*Instructions to follow*.
Transcribe every line exactly. Leave the pictures behind.

*Source material*.
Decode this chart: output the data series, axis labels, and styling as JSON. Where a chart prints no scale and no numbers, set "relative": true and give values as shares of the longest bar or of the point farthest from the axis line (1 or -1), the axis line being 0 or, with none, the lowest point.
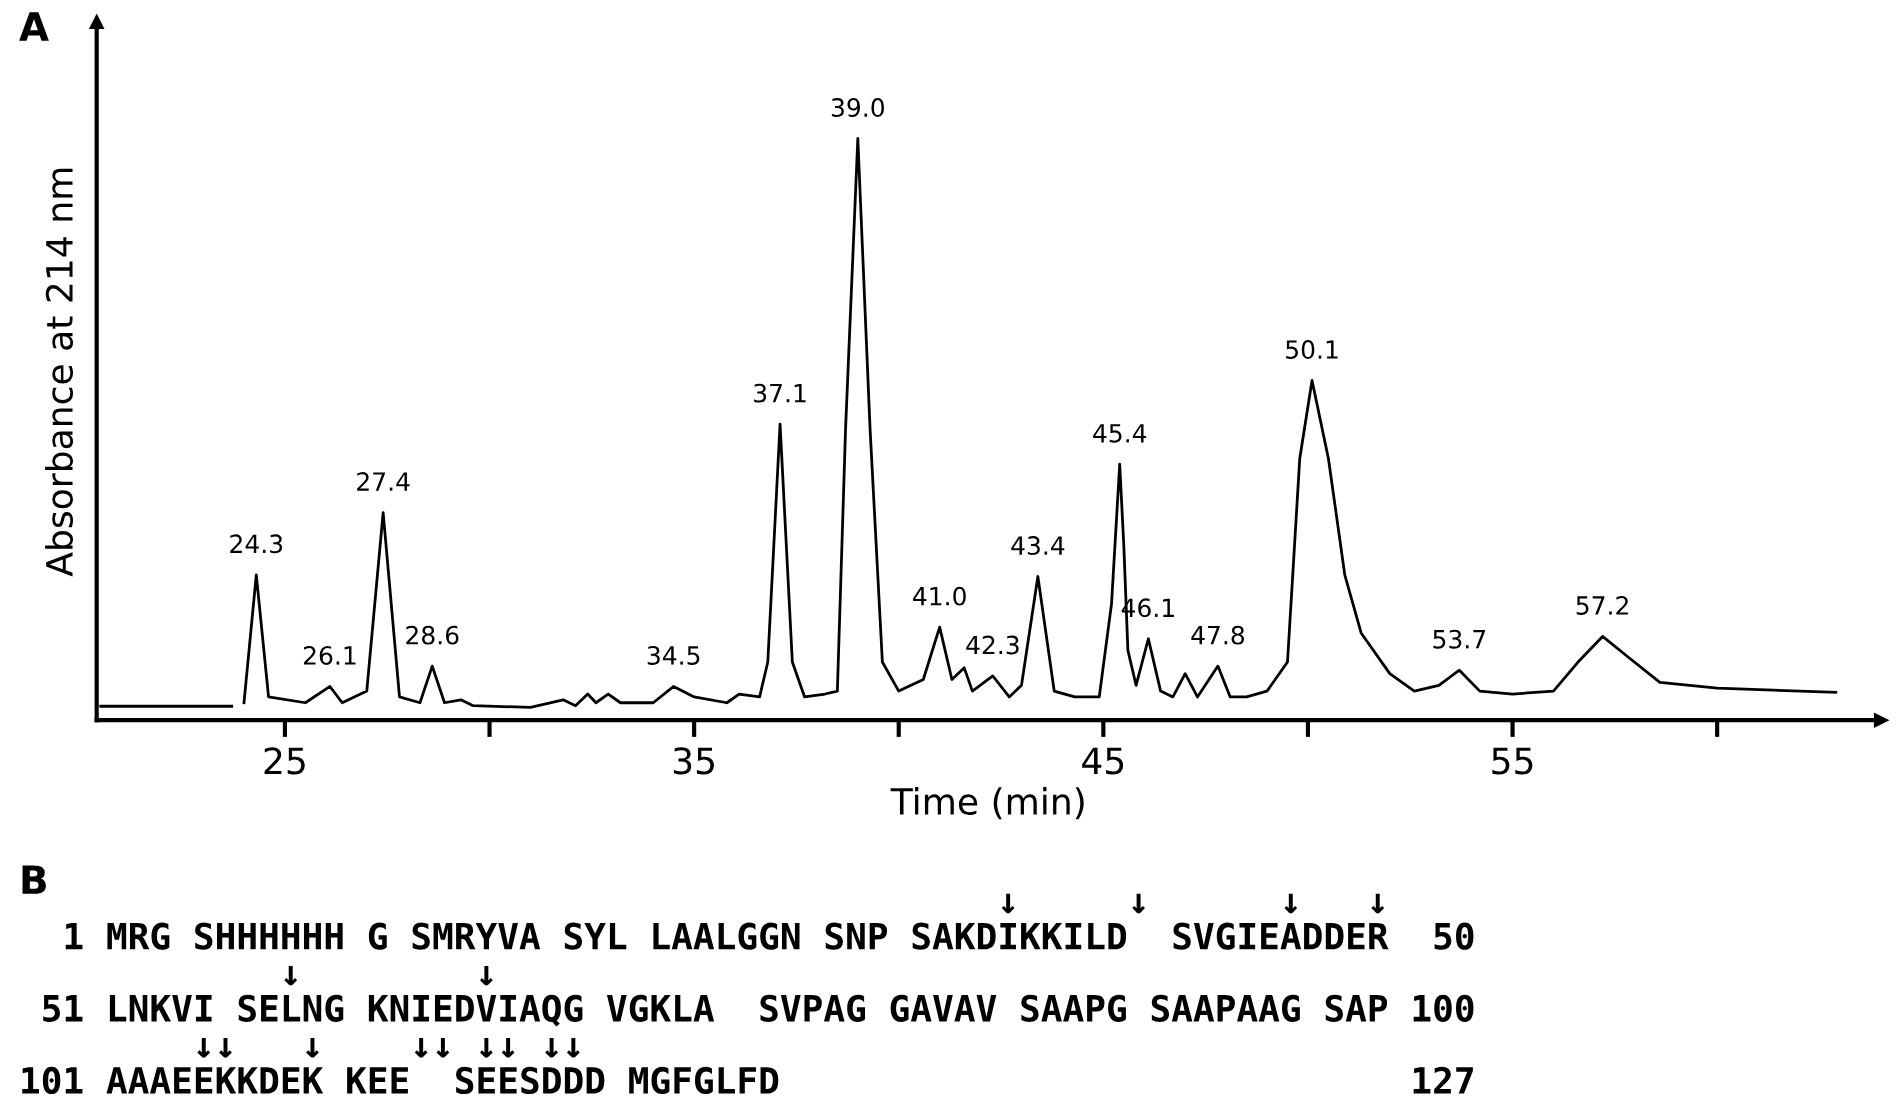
{
  "chart_data": [
    {
      "type": "line",
      "title": "A",
      "xlabel": "Time (min)",
      "ylabel": "Absorbance at 214 nm",
      "relative": true,
      "xlim": [
        20.4,
        64
      ],
      "xticks": [
        25,
        {
          "value": 30,
          "label": null
        },
        35,
        {
          "value": 40,
          "label": null
        },
        45,
        {
          "value": 50,
          "label": null
        },
        55,
        {
          "value": 60,
          "label": null
        }
      ],
      "grid": false,
      "marker": "none",
      "line_style": "solid",
      "series": [
        {
          "color": "#000000",
          "x": [
            20.5,
            23.7,
            23.85,
            24.0,
            24.3,
            24.6,
            25.5,
            26.1,
            26.4,
            27.0,
            27.4,
            27.8,
            28.3,
            28.6,
            28.9,
            29.3,
            29.6,
            31.0,
            31.8,
            32.1,
            32.4,
            32.6,
            32.9,
            33.2,
            34.0,
            34.5,
            35.0,
            35.8,
            36.1,
            36.6,
            36.8,
            37.1,
            37.4,
            37.7,
            38.2,
            38.5,
            38.7,
            39.0,
            39.3,
            39.6,
            40.0,
            40.3,
            40.6,
            41.0,
            41.3,
            41.6,
            41.8,
            42.3,
            42.7,
            43.0,
            43.4,
            43.8,
            44.3,
            44.9,
            45.2,
            45.4,
            45.5,
            45.6,
            45.8,
            46.1,
            46.4,
            46.7,
            47.0,
            47.3,
            47.8,
            48.1,
            48.5,
            49.0,
            49.5,
            49.8,
            50.1,
            50.5,
            50.9,
            51.3,
            52.0,
            52.6,
            53.2,
            53.7,
            54.2,
            55.0,
            56.0,
            56.6,
            57.2,
            57.8,
            58.6,
            60.0,
            62.9
          ],
          "values": [
            0.024,
            0.024,
            null,
            0.03,
            0.25,
            0.04,
            0.03,
            0.058,
            0.03,
            0.05,
            0.357,
            0.04,
            0.03,
            0.093,
            0.03,
            0.035,
            0.025,
            0.022,
            0.035,
            0.025,
            0.045,
            0.03,
            0.045,
            0.03,
            0.03,
            0.058,
            0.04,
            0.03,
            0.045,
            0.04,
            0.1,
            0.509,
            0.1,
            0.04,
            0.045,
            0.05,
            0.5,
            1.0,
            0.5,
            0.1,
            0.05,
            0.06,
            0.07,
            0.16,
            0.07,
            0.09,
            0.05,
            0.076,
            0.04,
            0.06,
            0.247,
            0.05,
            0.04,
            0.04,
            0.2,
            0.44,
            0.3,
            0.12,
            0.06,
            0.14,
            0.05,
            0.04,
            0.08,
            0.04,
            0.093,
            0.04,
            0.04,
            0.05,
            0.1,
            0.45,
            0.584,
            0.45,
            0.25,
            0.15,
            0.08,
            0.05,
            0.06,
            0.086,
            0.05,
            0.045,
            0.05,
            0.1,
            0.144,
            0.11,
            0.065,
            0.055,
            0.048
          ]
        }
      ],
      "annotations": [
        {
          "text": "24.3",
          "x": 24.3,
          "y": 0.25
        },
        {
          "text": "26.1",
          "x": 26.1,
          "y": 0.058
        },
        {
          "text": "27.4",
          "x": 27.4,
          "y": 0.357
        },
        {
          "text": "28.6",
          "x": 28.6,
          "y": 0.093
        },
        {
          "text": "34.5",
          "x": 34.5,
          "y": 0.058
        },
        {
          "text": "37.1",
          "x": 37.1,
          "y": 0.509
        },
        {
          "text": "39.0",
          "x": 39.0,
          "y": 1.0
        },
        {
          "text": "41.0",
          "x": 41.0,
          "y": 0.16
        },
        {
          "text": "42.3",
          "x": 42.3,
          "y": 0.076
        },
        {
          "text": "43.4",
          "x": 43.4,
          "y": 0.247
        },
        {
          "text": "45.4",
          "x": 45.4,
          "y": 0.44
        },
        {
          "text": "46.1",
          "x": 46.1,
          "y": 0.14
        },
        {
          "text": "47.8",
          "x": 47.8,
          "y": 0.093
        },
        {
          "text": "50.1",
          "x": 50.1,
          "y": 0.584
        },
        {
          "text": "53.7",
          "x": 53.7,
          "y": 0.086
        },
        {
          "text": "57.2",
          "x": 57.2,
          "y": 0.144
        }
      ]
    },
    {
      "type": "other",
      "title": "B",
      "annotations": [
        "                                             ↓     ↓      ↓   ↓",
        "  1 MRG SHHHHHH G SMRYVA SYL LAALGGN SNP SAKDIKKILD  SVGIEADDER  50",
        "            ↓        ↓",
        " 51 LNKVI SELNG KNIEDVIAQG VGKLA  SVPAG GAVAV SAAPG SAAPAAG SAP 100",
        "        ↓↓   ↓    ↓↓ ↓↓ ↓↓",
        "101 AAAEEKKDEK KEE  SEESDDD MGFGLFD                             127"
      ]
    }
  ]
}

*The output*.
Decode this chart: output the data series, axis labels, and styling as JSON. Where a chart prints no scale and no numbers, set "relative": true and give values as shares of the longest bar or of the point farthest from the axis line (1 or -1), the axis line being 0 or, with none, the lowest point.
{
  "chart_data": [
    {
      "type": "line",
      "title": "A",
      "xlabel": "Time (min)",
      "ylabel": "Absorbance at 214 nm",
      "relative": true,
      "xlim": [
        20.4,
        64
      ],
      "xticks": [
        25,
        {
          "value": 30,
          "label": null
        },
        35,
        {
          "value": 40,
          "label": null
        },
        45,
        {
          "value": 50,
          "label": null
        },
        55,
        {
          "value": 60,
          "label": null
        }
      ],
      "grid": false,
      "marker": "none",
      "line_style": "solid",
      "series": [
        {
          "color": "#000000",
          "x": [
            20.5,
            23.7,
            23.85,
            24.0,
            24.3,
            24.6,
            25.5,
            26.1,
            26.4,
            27.0,
            27.4,
            27.8,
            28.3,
            28.6,
            28.9,
            29.3,
            29.6,
            31.0,
            31.8,
            32.1,
            32.4,
            32.6,
            32.9,
            33.2,
            34.0,
            34.5,
            35.0,
            35.8,
            36.1,
            36.6,
            36.8,
            37.1,
            37.4,
            37.7,
            38.2,
            38.5,
            38.7,
            39.0,
            39.3,
            39.6,
            40.0,
            40.3,
            40.6,
            41.0,
            41.3,
            41.6,
            41.8,
            42.3,
            42.7,
            43.0,
            43.4,
            43.8,
            44.3,
            44.9,
            45.2,
            45.4,
            45.5,
            45.6,
            45.8,
            46.1,
            46.4,
            46.7,
            47.0,
            47.3,
            47.8,
            48.1,
            48.5,
            49.0,
            49.5,
            49.8,
            50.1,
            50.5,
            50.9,
            51.3,
            52.0,
            52.6,
            53.2,
            53.7,
            54.2,
            55.0,
            56.0,
            56.6,
            57.2,
            57.8,
            58.6,
            60.0,
            62.9
          ],
          "values": [
            0.024,
            0.024,
            null,
            0.03,
            0.25,
            0.04,
            0.03,
            0.058,
            0.03,
            0.05,
            0.357,
            0.04,
            0.03,
            0.093,
            0.03,
            0.035,
            0.025,
            0.022,
            0.035,
            0.025,
            0.045,
            0.03,
            0.045,
            0.03,
            0.03,
            0.058,
            0.04,
            0.03,
            0.045,
            0.04,
            0.1,
            0.509,
            0.1,
            0.04,
            0.045,
            0.05,
            0.5,
            1.0,
            0.5,
            0.1,
            0.05,
            0.06,
            0.07,
            0.16,
            0.07,
            0.09,
            0.05,
            0.076,
            0.04,
            0.06,
            0.247,
            0.05,
            0.04,
            0.04,
            0.2,
            0.44,
            0.3,
            0.12,
            0.06,
            0.14,
            0.05,
            0.04,
            0.08,
            0.04,
            0.093,
            0.04,
            0.04,
            0.05,
            0.1,
            0.45,
            0.584,
            0.45,
            0.25,
            0.15,
            0.08,
            0.05,
            0.06,
            0.086,
            0.05,
            0.045,
            0.05,
            0.1,
            0.144,
            0.11,
            0.065,
            0.055,
            0.048
          ]
        }
      ],
      "annotations": [
        {
          "text": "24.3",
          "x": 24.3,
          "y": 0.25
        },
        {
          "text": "26.1",
          "x": 26.1,
          "y": 0.058
        },
        {
          "text": "27.4",
          "x": 27.4,
          "y": 0.357
        },
        {
          "text": "28.6",
          "x": 28.6,
          "y": 0.093
        },
        {
          "text": "34.5",
          "x": 34.5,
          "y": 0.058
        },
        {
          "text": "37.1",
          "x": 37.1,
          "y": 0.509
        },
        {
          "text": "39.0",
          "x": 39.0,
          "y": 1.0
        },
        {
          "text": "41.0",
          "x": 41.0,
          "y": 0.16
        },
        {
          "text": "42.3",
          "x": 42.3,
          "y": 0.076
        },
        {
          "text": "43.4",
          "x": 43.4,
          "y": 0.247
        },
        {
          "text": "45.4",
          "x": 45.4,
          "y": 0.44
        },
        {
          "text": "46.1",
          "x": 46.1,
          "y": 0.14
        },
        {
          "text": "47.8",
          "x": 47.8,
          "y": 0.093
        },
        {
          "text": "50.1",
          "x": 50.1,
          "y": 0.584
        },
        {
          "text": "53.7",
          "x": 53.7,
          "y": 0.086
        },
        {
          "text": "57.2",
          "x": 57.2,
          "y": 0.144
        }
      ]
    },
    {
      "type": "other",
      "title": "B",
      "annotations": [
        "                                             ↓     ↓      ↓   ↓",
        "  1 MRG SHHHHHH G SMRYVA SYL LAALGGN SNP SAKDIKKILD  SVGIEADDER  50",
        "            ↓        ↓",
        " 51 LNKVI SELNG KNIEDVIAQG VGKLA  SVPAG GAVAV SAAPG SAAPAAG SAP 100",
        "        ↓↓   ↓    ↓↓ ↓↓ ↓↓",
        "101 AAAEEKKDEK KEE  SEESDDD MGFGLFD                             127"
      ]
    }
  ]
}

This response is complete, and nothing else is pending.